Exercise
Search the records below for the word "officinalia" and show every line where it occurs.

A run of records
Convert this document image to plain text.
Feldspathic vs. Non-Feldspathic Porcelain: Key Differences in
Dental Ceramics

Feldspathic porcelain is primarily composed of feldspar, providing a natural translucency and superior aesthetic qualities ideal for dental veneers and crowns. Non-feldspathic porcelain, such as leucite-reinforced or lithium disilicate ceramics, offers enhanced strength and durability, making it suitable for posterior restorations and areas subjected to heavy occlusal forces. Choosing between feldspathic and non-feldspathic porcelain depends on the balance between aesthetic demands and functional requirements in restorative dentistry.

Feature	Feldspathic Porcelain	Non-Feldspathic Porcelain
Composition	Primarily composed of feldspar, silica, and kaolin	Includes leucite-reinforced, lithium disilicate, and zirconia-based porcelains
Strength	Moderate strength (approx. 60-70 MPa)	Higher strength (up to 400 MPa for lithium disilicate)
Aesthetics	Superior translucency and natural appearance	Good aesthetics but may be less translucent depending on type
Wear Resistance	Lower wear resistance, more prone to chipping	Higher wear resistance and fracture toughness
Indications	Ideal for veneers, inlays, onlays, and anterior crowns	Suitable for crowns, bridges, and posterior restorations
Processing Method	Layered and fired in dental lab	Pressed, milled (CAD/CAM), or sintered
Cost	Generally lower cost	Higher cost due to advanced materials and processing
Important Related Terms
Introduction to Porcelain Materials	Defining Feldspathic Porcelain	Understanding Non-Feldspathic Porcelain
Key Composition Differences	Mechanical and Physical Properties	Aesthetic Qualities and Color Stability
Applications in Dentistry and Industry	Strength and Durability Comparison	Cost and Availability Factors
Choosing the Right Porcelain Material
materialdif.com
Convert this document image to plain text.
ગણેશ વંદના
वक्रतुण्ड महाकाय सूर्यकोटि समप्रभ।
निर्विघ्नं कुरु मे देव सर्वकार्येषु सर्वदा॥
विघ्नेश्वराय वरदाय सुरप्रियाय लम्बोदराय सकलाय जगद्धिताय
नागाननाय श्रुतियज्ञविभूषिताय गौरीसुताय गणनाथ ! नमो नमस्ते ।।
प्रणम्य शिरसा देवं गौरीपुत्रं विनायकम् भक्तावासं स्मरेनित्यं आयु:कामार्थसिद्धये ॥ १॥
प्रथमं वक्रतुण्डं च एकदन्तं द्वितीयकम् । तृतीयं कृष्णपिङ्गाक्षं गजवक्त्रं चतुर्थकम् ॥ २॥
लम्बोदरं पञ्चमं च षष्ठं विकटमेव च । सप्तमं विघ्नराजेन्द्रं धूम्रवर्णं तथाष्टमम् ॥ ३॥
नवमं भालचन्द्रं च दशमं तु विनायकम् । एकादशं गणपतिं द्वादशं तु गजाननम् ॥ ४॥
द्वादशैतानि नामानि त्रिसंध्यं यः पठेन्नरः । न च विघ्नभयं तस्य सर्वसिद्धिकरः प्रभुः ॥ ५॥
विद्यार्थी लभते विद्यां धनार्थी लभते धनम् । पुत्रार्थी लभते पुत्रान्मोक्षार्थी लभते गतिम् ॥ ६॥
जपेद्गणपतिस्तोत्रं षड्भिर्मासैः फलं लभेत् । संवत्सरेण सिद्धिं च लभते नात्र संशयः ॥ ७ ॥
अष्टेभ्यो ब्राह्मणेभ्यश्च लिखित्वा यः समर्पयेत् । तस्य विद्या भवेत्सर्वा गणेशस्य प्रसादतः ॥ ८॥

* * *

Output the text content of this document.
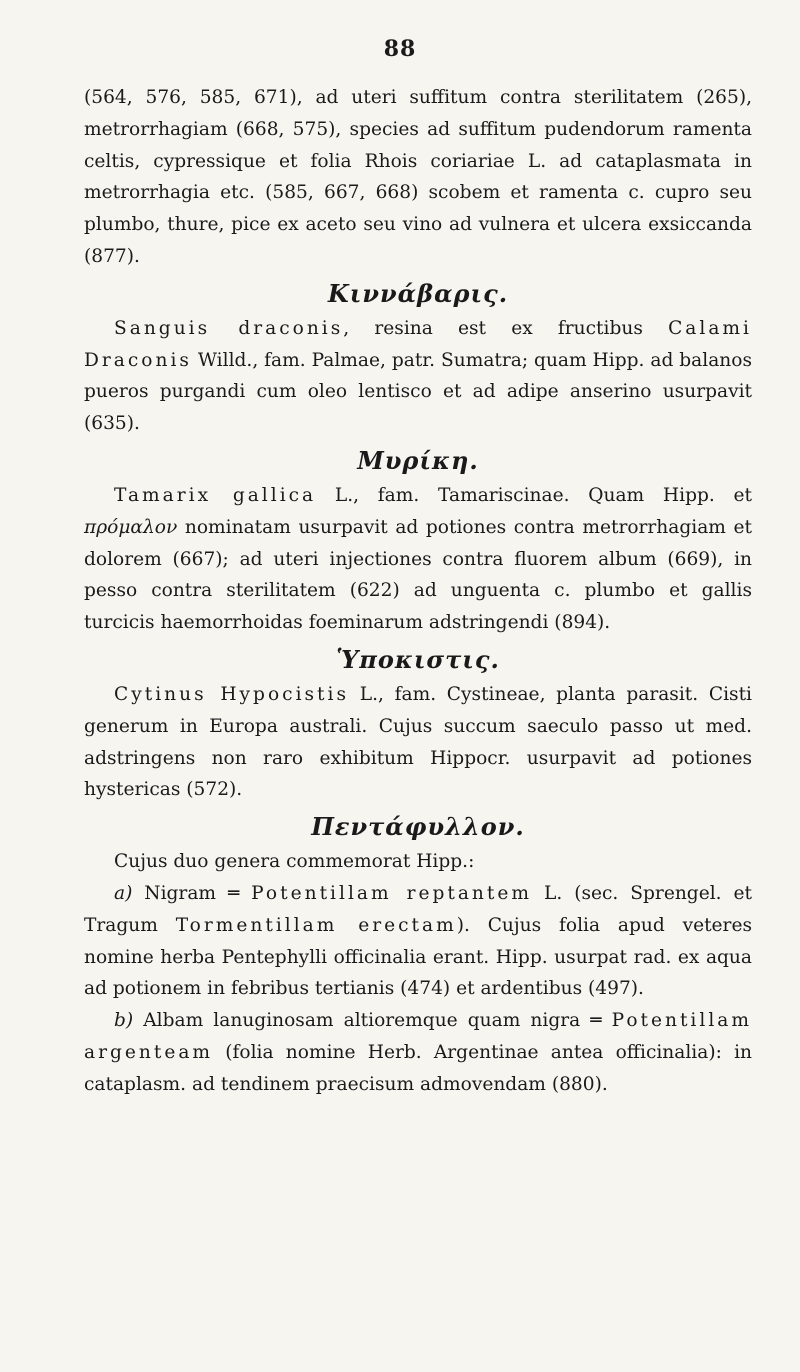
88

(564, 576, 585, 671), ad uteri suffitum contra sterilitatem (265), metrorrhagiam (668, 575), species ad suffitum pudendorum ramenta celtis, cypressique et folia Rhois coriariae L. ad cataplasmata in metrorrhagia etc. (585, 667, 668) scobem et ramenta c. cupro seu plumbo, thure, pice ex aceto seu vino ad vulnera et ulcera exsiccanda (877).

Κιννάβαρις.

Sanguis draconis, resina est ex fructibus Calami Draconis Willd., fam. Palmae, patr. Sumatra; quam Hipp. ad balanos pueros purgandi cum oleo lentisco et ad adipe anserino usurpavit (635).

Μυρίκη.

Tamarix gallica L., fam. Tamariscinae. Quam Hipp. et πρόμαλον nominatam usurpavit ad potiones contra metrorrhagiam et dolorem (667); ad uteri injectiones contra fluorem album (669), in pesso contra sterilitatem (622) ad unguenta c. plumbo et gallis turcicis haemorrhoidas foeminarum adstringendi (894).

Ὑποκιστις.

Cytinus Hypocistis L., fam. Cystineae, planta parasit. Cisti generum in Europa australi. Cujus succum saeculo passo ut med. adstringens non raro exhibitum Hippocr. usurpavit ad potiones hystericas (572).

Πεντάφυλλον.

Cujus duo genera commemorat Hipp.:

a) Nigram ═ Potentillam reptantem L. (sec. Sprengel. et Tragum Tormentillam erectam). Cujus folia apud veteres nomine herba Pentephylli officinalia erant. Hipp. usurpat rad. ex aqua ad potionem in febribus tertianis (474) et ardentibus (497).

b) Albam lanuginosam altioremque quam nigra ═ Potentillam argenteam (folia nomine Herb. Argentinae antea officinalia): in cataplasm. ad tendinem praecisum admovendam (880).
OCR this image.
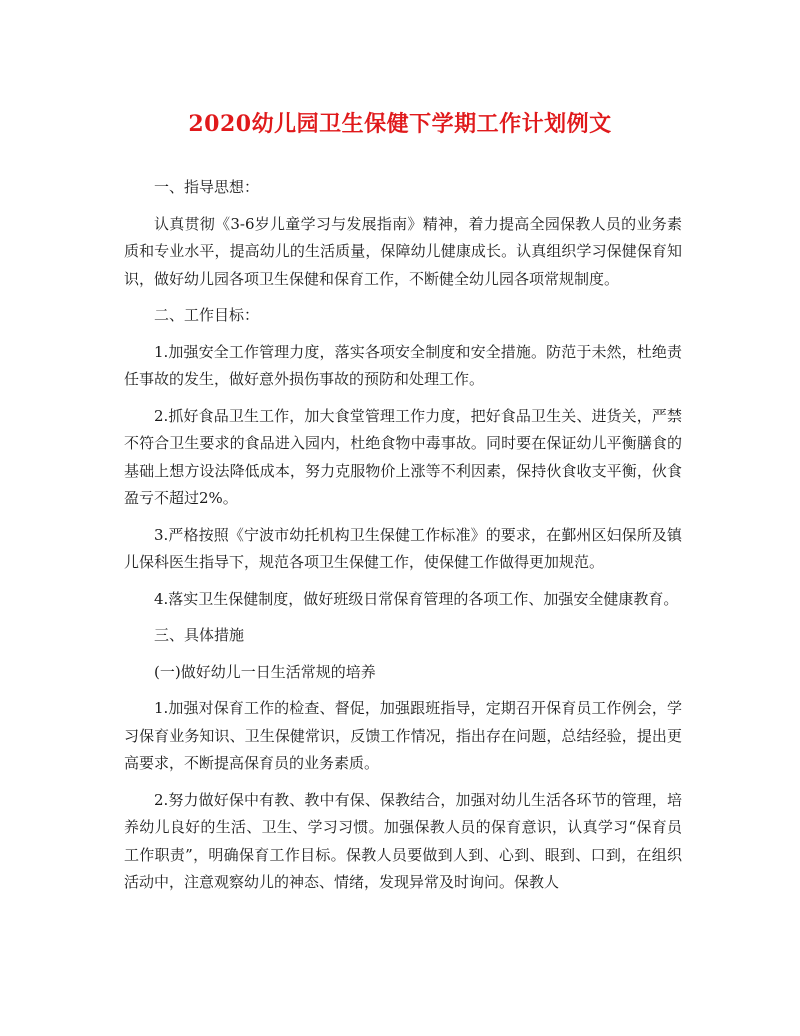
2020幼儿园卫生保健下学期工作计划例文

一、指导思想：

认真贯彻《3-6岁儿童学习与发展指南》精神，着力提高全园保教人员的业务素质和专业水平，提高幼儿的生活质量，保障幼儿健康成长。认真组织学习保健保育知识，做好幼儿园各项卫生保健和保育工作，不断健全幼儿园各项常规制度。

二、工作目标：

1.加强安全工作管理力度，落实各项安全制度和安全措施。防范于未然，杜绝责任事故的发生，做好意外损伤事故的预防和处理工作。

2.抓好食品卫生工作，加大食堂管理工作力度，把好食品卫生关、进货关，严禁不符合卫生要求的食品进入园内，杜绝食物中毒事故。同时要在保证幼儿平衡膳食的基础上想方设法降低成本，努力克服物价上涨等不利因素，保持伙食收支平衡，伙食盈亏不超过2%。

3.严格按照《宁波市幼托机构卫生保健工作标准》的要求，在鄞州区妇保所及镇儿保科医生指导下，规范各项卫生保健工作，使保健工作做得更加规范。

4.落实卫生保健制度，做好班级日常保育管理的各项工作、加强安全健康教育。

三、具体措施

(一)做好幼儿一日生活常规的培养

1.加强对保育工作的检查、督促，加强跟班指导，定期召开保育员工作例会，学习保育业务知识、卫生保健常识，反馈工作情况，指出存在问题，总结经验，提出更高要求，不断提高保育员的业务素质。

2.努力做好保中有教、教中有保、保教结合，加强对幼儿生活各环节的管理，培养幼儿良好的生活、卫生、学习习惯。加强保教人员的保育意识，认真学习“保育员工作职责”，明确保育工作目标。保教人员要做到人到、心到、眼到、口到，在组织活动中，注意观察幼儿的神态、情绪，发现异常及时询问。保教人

Task result
a) Nigram ═ Potentillam reptantem L. (sec. Sprengel. et Tragum Tormentillam erectam). Cujus folia apud veteres nomine herba Pentephylli officinalia erant. Hipp. usurpat rad. ex aqua ad potionem in febribus tertianis (474) et ardentibus (497).
b) Albam lanuginosam altioremque quam nigra ═ Potentillam argenteam (folia nomine Herb. Argentinae antea officinalia): in cataplasm. ad tendinem praecisum admovendam (880).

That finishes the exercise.